Write out all of the lines below, exactly and completely.

— START OF Raw data —

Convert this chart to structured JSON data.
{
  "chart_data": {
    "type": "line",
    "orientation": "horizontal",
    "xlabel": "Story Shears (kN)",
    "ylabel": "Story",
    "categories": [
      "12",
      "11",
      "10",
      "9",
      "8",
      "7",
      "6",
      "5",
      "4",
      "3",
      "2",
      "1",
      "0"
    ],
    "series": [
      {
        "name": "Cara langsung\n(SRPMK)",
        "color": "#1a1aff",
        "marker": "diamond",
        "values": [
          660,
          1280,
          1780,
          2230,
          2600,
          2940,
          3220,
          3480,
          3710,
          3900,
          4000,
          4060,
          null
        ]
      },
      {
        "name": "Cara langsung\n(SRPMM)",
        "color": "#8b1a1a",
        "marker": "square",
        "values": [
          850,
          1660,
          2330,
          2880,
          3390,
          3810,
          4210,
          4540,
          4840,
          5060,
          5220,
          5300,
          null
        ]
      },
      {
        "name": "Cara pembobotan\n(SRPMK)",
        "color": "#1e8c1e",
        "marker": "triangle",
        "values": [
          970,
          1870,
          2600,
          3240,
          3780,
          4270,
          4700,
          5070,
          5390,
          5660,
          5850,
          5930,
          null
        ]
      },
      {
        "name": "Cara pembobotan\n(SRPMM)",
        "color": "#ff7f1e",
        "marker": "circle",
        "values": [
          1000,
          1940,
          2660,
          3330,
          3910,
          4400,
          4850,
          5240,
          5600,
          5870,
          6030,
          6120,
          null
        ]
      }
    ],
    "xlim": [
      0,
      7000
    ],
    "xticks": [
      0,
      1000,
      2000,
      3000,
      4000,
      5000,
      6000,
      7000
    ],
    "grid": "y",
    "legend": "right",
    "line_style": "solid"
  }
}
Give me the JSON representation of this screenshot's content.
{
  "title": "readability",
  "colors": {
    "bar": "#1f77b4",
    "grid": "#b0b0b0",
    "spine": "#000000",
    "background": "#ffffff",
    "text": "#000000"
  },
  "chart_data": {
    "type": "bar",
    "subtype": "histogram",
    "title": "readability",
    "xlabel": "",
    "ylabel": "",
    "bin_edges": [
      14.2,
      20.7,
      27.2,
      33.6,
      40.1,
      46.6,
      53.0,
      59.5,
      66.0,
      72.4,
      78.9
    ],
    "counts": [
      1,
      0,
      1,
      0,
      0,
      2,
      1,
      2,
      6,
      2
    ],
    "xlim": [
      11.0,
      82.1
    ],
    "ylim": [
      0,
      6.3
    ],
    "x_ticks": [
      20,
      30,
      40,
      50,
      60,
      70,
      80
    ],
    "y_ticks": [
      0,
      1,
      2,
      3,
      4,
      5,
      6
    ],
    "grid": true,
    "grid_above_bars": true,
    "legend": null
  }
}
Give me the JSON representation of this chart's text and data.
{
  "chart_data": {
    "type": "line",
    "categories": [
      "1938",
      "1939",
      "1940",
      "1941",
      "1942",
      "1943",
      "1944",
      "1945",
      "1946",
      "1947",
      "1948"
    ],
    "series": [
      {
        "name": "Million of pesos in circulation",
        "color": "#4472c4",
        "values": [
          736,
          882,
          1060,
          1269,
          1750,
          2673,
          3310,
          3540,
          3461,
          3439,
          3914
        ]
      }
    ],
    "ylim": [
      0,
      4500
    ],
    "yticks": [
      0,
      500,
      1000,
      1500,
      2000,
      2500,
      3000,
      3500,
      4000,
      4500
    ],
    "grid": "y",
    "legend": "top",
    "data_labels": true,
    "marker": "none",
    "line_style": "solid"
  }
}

— END OF Raw data —

* Response for this exercise *
Convert this chart to structured JSON data.
{
  "chart_data": {
    "type": "line",
    "orientation": "horizontal",
    "xlabel": "Story Shears (kN)",
    "ylabel": "Story",
    "categories": [
      "12",
      "11",
      "10",
      "9",
      "8",
      "7",
      "6",
      "5",
      "4",
      "3",
      "2",
      "1",
      "0"
    ],
    "series": [
      {
        "name": "Cara langsung\n(SRPMK)",
        "color": "#1a1aff",
        "marker": "diamond",
        "values": [
          660,
          1280,
          1780,
          2230,
          2600,
          2940,
          3220,
          3480,
          3710,
          3900,
          4000,
          4060,
          null
        ]
      },
      {
        "name": "Cara langsung\n(SRPMM)",
        "color": "#8b1a1a",
        "marker": "square",
        "values": [
          850,
          1660,
          2330,
          2880,
          3390,
          3810,
          4210,
          4540,
          4840,
          5060,
          5220,
          5300,
          null
        ]
      },
      {
        "name": "Cara pembobotan\n(SRPMK)",
        "color": "#1e8c1e",
        "marker": "triangle",
        "values": [
          970,
          1870,
          2600,
          3240,
          3780,
          4270,
          4700,
          5070,
          5390,
          5660,
          5850,
          5930,
          null
        ]
      },
      {
        "name": "Cara pembobotan\n(SRPMM)",
        "color": "#ff7f1e",
        "marker": "circle",
        "values": [
          1000,
          1940,
          2660,
          3330,
          3910,
          4400,
          4850,
          5240,
          5600,
          5870,
          6030,
          6120,
          null
        ]
      }
    ],
    "xlim": [
      0,
      7000
    ],
    "xticks": [
      0,
      1000,
      2000,
      3000,
      4000,
      5000,
      6000,
      7000
    ],
    "grid": "y",
    "legend": "right",
    "line_style": "solid"
  }
}
Give me the JSON representation of this screenshot's content.
{
  "title": "readability",
  "colors": {
    "bar": "#1f77b4",
    "grid": "#b0b0b0",
    "spine": "#000000",
    "background": "#ffffff",
    "text": "#000000"
  },
  "chart_data": {
    "type": "bar",
    "subtype": "histogram",
    "title": "readability",
    "xlabel": "",
    "ylabel": "",
    "bin_edges": [
      14.2,
      20.7,
      27.2,
      33.6,
      40.1,
      46.6,
      53.0,
      59.5,
      66.0,
      72.4,
      78.9
    ],
    "counts": [
      1,
      0,
      1,
      0,
      0,
      2,
      1,
      2,
      6,
      2
    ],
    "xlim": [
      11.0,
      82.1
    ],
    "ylim": [
      0,
      6.3
    ],
    "x_ticks": [
      20,
      30,
      40,
      50,
      60,
      70,
      80
    ],
    "y_ticks": [
      0,
      1,
      2,
      3,
      4,
      5,
      6
    ],
    "grid": true,
    "grid_above_bars": true,
    "legend": null
  }
}
Give me the JSON representation of this chart's text and data.
{
  "chart_data": {
    "type": "line",
    "categories": [
      "1938",
      "1939",
      "1940",
      "1941",
      "1942",
      "1943",
      "1944",
      "1945",
      "1946",
      "1947",
      "1948"
    ],
    "series": [
      {
        "name": "Million of pesos in circulation",
        "color": "#4472c4",
        "values": [
          736,
          882,
          1060,
          1269,
          1750,
          2673,
          3310,
          3540,
          3461,
          3439,
          3914
        ]
      }
    ],
    "ylim": [
      0,
      4500
    ],
    "yticks": [
      0,
      500,
      1000,
      1500,
      2000,
      2500,
      3000,
      3500,
      4000,
      4500
    ],
    "grid": "y",
    "legend": "top",
    "data_labels": true,
    "marker": "none",
    "line_style": "solid"
  }
}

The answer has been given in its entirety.